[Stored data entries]

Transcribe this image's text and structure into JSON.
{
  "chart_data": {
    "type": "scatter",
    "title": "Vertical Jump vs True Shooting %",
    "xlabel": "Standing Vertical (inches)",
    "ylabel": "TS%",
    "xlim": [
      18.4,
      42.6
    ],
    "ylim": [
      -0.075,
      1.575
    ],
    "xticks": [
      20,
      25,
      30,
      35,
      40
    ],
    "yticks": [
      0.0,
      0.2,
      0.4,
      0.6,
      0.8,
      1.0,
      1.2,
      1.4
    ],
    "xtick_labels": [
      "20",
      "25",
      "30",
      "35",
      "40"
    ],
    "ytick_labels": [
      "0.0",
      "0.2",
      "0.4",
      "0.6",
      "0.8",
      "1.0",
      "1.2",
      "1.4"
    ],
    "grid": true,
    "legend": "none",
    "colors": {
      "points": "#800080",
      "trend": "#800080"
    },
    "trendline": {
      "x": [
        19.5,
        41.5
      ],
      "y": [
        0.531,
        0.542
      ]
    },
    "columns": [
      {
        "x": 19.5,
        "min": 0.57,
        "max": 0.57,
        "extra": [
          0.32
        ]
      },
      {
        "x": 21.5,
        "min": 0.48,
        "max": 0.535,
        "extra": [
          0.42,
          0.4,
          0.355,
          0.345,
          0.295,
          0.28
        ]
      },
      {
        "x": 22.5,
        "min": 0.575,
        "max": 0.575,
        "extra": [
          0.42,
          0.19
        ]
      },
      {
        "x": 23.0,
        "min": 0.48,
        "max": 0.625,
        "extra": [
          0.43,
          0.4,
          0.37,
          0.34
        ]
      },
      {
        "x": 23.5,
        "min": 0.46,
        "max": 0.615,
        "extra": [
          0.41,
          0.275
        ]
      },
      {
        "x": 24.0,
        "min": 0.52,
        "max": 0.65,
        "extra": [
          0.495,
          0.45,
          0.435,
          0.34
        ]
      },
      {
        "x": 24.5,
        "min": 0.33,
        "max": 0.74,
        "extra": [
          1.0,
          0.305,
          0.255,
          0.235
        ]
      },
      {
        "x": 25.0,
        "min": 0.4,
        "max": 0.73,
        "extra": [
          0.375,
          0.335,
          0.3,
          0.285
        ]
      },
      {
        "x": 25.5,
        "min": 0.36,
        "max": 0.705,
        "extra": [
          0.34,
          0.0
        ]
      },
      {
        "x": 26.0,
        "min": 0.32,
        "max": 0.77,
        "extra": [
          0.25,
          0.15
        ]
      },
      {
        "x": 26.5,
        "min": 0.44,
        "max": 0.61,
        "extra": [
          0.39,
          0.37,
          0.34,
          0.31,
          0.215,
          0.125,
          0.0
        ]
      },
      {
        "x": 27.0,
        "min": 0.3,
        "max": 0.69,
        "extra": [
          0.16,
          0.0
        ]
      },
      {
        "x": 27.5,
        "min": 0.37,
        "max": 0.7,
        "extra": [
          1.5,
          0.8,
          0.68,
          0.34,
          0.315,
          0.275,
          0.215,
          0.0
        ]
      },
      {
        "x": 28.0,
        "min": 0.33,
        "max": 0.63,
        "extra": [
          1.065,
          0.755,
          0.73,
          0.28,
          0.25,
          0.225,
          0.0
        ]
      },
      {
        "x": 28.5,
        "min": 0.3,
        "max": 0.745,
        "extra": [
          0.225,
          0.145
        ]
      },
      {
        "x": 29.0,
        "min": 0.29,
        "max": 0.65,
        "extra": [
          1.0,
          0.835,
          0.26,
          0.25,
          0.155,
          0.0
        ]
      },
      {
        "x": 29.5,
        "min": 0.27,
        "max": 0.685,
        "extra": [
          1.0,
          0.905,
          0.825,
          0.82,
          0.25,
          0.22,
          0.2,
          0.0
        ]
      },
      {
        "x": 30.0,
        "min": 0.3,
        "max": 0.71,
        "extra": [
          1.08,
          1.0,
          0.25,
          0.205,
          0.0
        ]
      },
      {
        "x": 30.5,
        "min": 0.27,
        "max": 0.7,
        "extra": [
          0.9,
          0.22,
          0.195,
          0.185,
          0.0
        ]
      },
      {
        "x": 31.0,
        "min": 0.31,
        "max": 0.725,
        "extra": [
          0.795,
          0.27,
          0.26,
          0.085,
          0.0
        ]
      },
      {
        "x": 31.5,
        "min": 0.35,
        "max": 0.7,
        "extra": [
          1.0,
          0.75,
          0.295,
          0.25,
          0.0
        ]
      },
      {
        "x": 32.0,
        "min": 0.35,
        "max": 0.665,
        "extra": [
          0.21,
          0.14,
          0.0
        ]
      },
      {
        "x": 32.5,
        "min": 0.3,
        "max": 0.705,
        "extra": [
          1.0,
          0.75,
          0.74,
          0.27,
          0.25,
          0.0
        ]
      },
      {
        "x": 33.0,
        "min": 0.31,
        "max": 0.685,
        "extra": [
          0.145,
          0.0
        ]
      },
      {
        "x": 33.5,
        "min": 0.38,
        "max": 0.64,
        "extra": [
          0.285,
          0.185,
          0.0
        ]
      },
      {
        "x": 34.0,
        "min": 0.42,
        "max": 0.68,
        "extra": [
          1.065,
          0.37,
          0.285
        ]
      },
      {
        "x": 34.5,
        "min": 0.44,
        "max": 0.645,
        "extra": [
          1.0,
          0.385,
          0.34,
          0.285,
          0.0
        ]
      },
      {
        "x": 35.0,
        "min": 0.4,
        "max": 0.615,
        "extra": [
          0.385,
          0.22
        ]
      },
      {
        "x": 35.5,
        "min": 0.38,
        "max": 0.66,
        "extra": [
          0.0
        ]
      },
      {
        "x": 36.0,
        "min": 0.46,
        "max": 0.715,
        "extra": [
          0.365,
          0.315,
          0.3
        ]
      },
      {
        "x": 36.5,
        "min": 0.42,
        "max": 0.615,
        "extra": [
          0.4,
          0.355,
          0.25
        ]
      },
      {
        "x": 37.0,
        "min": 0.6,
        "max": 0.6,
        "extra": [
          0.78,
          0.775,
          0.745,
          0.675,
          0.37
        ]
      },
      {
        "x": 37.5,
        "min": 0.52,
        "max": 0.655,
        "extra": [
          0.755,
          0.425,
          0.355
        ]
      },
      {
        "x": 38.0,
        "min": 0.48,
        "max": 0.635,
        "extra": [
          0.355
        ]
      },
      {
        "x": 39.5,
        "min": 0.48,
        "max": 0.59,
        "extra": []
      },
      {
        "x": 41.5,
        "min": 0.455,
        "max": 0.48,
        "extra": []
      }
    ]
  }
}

> Written task
Exactly reproduce all of the entries above.

> Full output
Transcribe this image's text and structure into JSON.
{
  "chart_data": {
    "type": "scatter",
    "title": "Vertical Jump vs True Shooting %",
    "xlabel": "Standing Vertical (inches)",
    "ylabel": "TS%",
    "xlim": [
      18.4,
      42.6
    ],
    "ylim": [
      -0.075,
      1.575
    ],
    "xticks": [
      20,
      25,
      30,
      35,
      40
    ],
    "yticks": [
      0.0,
      0.2,
      0.4,
      0.6,
      0.8,
      1.0,
      1.2,
      1.4
    ],
    "xtick_labels": [
      "20",
      "25",
      "30",
      "35",
      "40"
    ],
    "ytick_labels": [
      "0.0",
      "0.2",
      "0.4",
      "0.6",
      "0.8",
      "1.0",
      "1.2",
      "1.4"
    ],
    "grid": true,
    "legend": "none",
    "colors": {
      "points": "#800080",
      "trend": "#800080"
    },
    "trendline": {
      "x": [
        19.5,
        41.5
      ],
      "y": [
        0.531,
        0.542
      ]
    },
    "columns": [
      {
        "x": 19.5,
        "min": 0.57,
        "max": 0.57,
        "extra": [
          0.32
        ]
      },
      {
        "x": 21.5,
        "min": 0.48,
        "max": 0.535,
        "extra": [
          0.42,
          0.4,
          0.355,
          0.345,
          0.295,
          0.28
        ]
      },
      {
        "x": 22.5,
        "min": 0.575,
        "max": 0.575,
        "extra": [
          0.42,
          0.19
        ]
      },
      {
        "x": 23.0,
        "min": 0.48,
        "max": 0.625,
        "extra": [
          0.43,
          0.4,
          0.37,
          0.34
        ]
      },
      {
        "x": 23.5,
        "min": 0.46,
        "max": 0.615,
        "extra": [
          0.41,
          0.275
        ]
      },
      {
        "x": 24.0,
        "min": 0.52,
        "max": 0.65,
        "extra": [
          0.495,
          0.45,
          0.435,
          0.34
        ]
      },
      {
        "x": 24.5,
        "min": 0.33,
        "max": 0.74,
        "extra": [
          1.0,
          0.305,
          0.255,
          0.235
        ]
      },
      {
        "x": 25.0,
        "min": 0.4,
        "max": 0.73,
        "extra": [
          0.375,
          0.335,
          0.3,
          0.285
        ]
      },
      {
        "x": 25.5,
        "min": 0.36,
        "max": 0.705,
        "extra": [
          0.34,
          0.0
        ]
      },
      {
        "x": 26.0,
        "min": 0.32,
        "max": 0.77,
        "extra": [
          0.25,
          0.15
        ]
      },
      {
        "x": 26.5,
        "min": 0.44,
        "max": 0.61,
        "extra": [
          0.39,
          0.37,
          0.34,
          0.31,
          0.215,
          0.125,
          0.0
        ]
      },
      {
        "x": 27.0,
        "min": 0.3,
        "max": 0.69,
        "extra": [
          0.16,
          0.0
        ]
      },
      {
        "x": 27.5,
        "min": 0.37,
        "max": 0.7,
        "extra": [
          1.5,
          0.8,
          0.68,
          0.34,
          0.315,
          0.275,
          0.215,
          0.0
        ]
      },
      {
        "x": 28.0,
        "min": 0.33,
        "max": 0.63,
        "extra": [
          1.065,
          0.755,
          0.73,
          0.28,
          0.25,
          0.225,
          0.0
        ]
      },
      {
        "x": 28.5,
        "min": 0.3,
        "max": 0.745,
        "extra": [
          0.225,
          0.145
        ]
      },
      {
        "x": 29.0,
        "min": 0.29,
        "max": 0.65,
        "extra": [
          1.0,
          0.835,
          0.26,
          0.25,
          0.155,
          0.0
        ]
      },
      {
        "x": 29.5,
        "min": 0.27,
        "max": 0.685,
        "extra": [
          1.0,
          0.905,
          0.825,
          0.82,
          0.25,
          0.22,
          0.2,
          0.0
        ]
      },
      {
        "x": 30.0,
        "min": 0.3,
        "max": 0.71,
        "extra": [
          1.08,
          1.0,
          0.25,
          0.205,
          0.0
        ]
      },
      {
        "x": 30.5,
        "min": 0.27,
        "max": 0.7,
        "extra": [
          0.9,
          0.22,
          0.195,
          0.185,
          0.0
        ]
      },
      {
        "x": 31.0,
        "min": 0.31,
        "max": 0.725,
        "extra": [
          0.795,
          0.27,
          0.26,
          0.085,
          0.0
        ]
      },
      {
        "x": 31.5,
        "min": 0.35,
        "max": 0.7,
        "extra": [
          1.0,
          0.75,
          0.295,
          0.25,
          0.0
        ]
      },
      {
        "x": 32.0,
        "min": 0.35,
        "max": 0.665,
        "extra": [
          0.21,
          0.14,
          0.0
        ]
      },
      {
        "x": 32.5,
        "min": 0.3,
        "max": 0.705,
        "extra": [
          1.0,
          0.75,
          0.74,
          0.27,
          0.25,
          0.0
        ]
      },
      {
        "x": 33.0,
        "min": 0.31,
        "max": 0.685,
        "extra": [
          0.145,
          0.0
        ]
      },
      {
        "x": 33.5,
        "min": 0.38,
        "max": 0.64,
        "extra": [
          0.285,
          0.185,
          0.0
        ]
      },
      {
        "x": 34.0,
        "min": 0.42,
        "max": 0.68,
        "extra": [
          1.065,
          0.37,
          0.285
        ]
      },
      {
        "x": 34.5,
        "min": 0.44,
        "max": 0.645,
        "extra": [
          1.0,
          0.385,
          0.34,
          0.285,
          0.0
        ]
      },
      {
        "x": 35.0,
        "min": 0.4,
        "max": 0.615,
        "extra": [
          0.385,
          0.22
        ]
      },
      {
        "x": 35.5,
        "min": 0.38,
        "max": 0.66,
        "extra": [
          0.0
        ]
      },
      {
        "x": 36.0,
        "min": 0.46,
        "max": 0.715,
        "extra": [
          0.365,
          0.315,
          0.3
        ]
      },
      {
        "x": 36.5,
        "min": 0.42,
        "max": 0.615,
        "extra": [
          0.4,
          0.355,
          0.25
        ]
      },
      {
        "x": 37.0,
        "min": 0.6,
        "max": 0.6,
        "extra": [
          0.78,
          0.775,
          0.745,
          0.675,
          0.37
        ]
      },
      {
        "x": 37.5,
        "min": 0.52,
        "max": 0.655,
        "extra": [
          0.755,
          0.425,
          0.355
        ]
      },
      {
        "x": 38.0,
        "min": 0.48,
        "max": 0.635,
        "extra": [
          0.355
        ]
      },
      {
        "x": 39.5,
        "min": 0.48,
        "max": 0.59,
        "extra": []
      },
      {
        "x": 41.5,
        "min": 0.455,
        "max": 0.48,
        "extra": []
      }
    ]
  }
}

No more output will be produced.